> **Selected text**:
[Start]

A discursive look at Napoleonic & ECW wargaming, plus a load of old Hooptedoodle on this & that


Sunday, 20 September 2015

Hooptedoodle #193 - Koyaanisqatsi


Today was Saturday, and tonight we had an excellent takeaway meal, from the Bengali restaurant in the village, and afterwards my son said, "Shall we watch a film?", which is what often happens after a takeaway on a Saturday.

After some discussion, it transpired that the Contesse had stuff to do, and chose not to watch a film, but was happy that my son and I should do so. We have little to watch that is new, at the moment, so the standard process requires that we choose a film we have seen before.

[End]

> **Stated goal 1**:
Give every day of the week and every month named in the blog post about the Saturday film night, listing each only once.
> **Stated goal 2**:
Answer these questions from the blog post about the Saturday film night.
(a) What number and title does the post carry?
(b) Where did the takeaway meal come from?
(c) According to the post, why did the writer and son have to pick a film they had already seen?
> **Stated goal 3**:
Proceed with the blog post about the Saturday film night, starting right after its final sentence.

> **Record list**:
[Start]

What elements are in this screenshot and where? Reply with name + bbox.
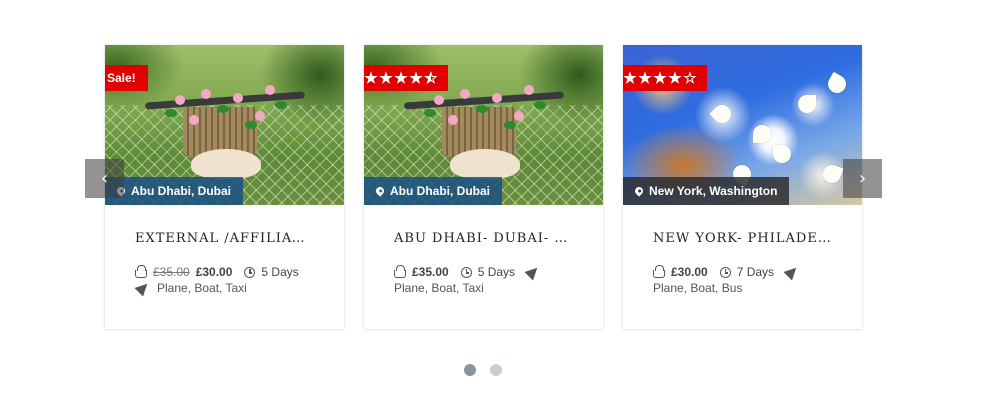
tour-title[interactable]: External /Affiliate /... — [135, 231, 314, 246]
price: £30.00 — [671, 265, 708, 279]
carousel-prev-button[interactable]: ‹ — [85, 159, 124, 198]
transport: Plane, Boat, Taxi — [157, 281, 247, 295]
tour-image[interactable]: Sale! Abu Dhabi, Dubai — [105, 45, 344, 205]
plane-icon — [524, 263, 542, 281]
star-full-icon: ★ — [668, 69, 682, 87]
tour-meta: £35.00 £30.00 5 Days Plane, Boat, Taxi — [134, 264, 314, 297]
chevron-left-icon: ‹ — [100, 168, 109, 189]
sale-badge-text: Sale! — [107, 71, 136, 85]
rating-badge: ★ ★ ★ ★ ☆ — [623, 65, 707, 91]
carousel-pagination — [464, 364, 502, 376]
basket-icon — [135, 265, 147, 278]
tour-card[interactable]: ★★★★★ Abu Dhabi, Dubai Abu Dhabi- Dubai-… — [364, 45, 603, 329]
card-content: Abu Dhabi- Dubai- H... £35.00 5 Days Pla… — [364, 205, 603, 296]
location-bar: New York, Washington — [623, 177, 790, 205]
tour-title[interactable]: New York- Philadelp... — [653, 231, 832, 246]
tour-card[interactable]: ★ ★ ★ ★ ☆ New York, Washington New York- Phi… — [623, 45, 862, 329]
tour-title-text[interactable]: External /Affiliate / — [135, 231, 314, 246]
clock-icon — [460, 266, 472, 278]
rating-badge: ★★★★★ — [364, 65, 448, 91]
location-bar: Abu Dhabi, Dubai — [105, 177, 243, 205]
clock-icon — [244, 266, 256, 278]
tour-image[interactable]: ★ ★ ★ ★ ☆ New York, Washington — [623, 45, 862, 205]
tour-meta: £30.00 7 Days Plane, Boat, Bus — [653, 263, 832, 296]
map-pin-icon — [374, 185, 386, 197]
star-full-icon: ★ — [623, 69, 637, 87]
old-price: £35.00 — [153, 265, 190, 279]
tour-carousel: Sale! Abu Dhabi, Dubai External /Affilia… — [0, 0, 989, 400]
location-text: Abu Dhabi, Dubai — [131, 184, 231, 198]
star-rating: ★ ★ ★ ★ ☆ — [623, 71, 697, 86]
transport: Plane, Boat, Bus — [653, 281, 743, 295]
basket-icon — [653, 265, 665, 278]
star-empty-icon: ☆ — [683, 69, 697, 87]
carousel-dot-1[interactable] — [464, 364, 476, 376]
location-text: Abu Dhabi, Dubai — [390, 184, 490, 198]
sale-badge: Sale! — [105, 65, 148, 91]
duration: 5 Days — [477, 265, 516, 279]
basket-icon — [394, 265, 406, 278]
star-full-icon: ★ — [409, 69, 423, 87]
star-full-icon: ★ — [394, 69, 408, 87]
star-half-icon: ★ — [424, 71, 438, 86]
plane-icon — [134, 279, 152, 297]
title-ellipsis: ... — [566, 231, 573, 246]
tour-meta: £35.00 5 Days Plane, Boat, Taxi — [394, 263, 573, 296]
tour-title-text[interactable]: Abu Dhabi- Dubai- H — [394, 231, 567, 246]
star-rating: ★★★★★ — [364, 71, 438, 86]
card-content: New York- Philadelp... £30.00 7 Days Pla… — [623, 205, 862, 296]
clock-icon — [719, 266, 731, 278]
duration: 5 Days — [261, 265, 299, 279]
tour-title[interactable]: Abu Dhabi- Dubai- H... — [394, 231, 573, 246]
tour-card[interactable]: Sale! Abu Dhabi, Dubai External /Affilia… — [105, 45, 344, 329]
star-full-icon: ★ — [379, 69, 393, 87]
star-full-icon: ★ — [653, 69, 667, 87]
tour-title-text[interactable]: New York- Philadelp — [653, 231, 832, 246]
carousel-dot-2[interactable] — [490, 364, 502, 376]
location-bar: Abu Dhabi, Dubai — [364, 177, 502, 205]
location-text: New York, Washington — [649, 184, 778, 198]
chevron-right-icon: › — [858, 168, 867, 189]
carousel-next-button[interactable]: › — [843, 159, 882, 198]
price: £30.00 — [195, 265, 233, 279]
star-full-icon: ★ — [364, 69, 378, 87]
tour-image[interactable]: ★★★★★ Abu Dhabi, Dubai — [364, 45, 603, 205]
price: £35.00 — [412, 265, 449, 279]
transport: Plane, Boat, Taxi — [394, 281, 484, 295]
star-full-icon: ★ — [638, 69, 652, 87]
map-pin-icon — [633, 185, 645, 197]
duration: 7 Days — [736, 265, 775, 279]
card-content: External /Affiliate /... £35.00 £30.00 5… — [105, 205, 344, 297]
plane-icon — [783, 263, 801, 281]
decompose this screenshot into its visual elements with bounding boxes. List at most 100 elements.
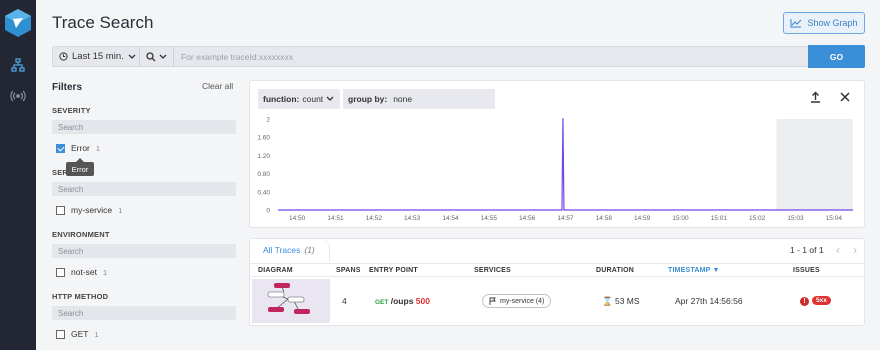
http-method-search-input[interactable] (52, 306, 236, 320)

[End]

> **Task response 1**:
Sunday, September, Saturday

> **Task response 2**:
(a) Hooptedoodle #193, "Koyaanisqatsi."
(b) From the Bengali restaurant in the village.
(c) They had little new to watch at the moment.

> **Task response 3**:
Eventually we chose Koyaanisqatsi, which we have both seen many times. Since I have some advantages in the time dimension, I can claim to have seen it more often than my son. In fact I have a long history with this movie - I first saw it in the cinema (1982? - I was going to say "can it be so long ago?", but when I see the clothes and the technology and - strangely - the spectacles, it becomes obvious...), then I owned a VHS tape of it, and now I have it on DVD. I must have watched it on some pretty dodgy TVs over the years, I guess. My first wife hated it - I think she felt that it somehow summed up some characteristics of mine with which she had never come to terms. One has to respect these things - water under the bridge; she was almost certainly correct - she was mostly interested in shopping for clothes and staying in expensive Italian hotels, and thus my tastes often appeared strange to her.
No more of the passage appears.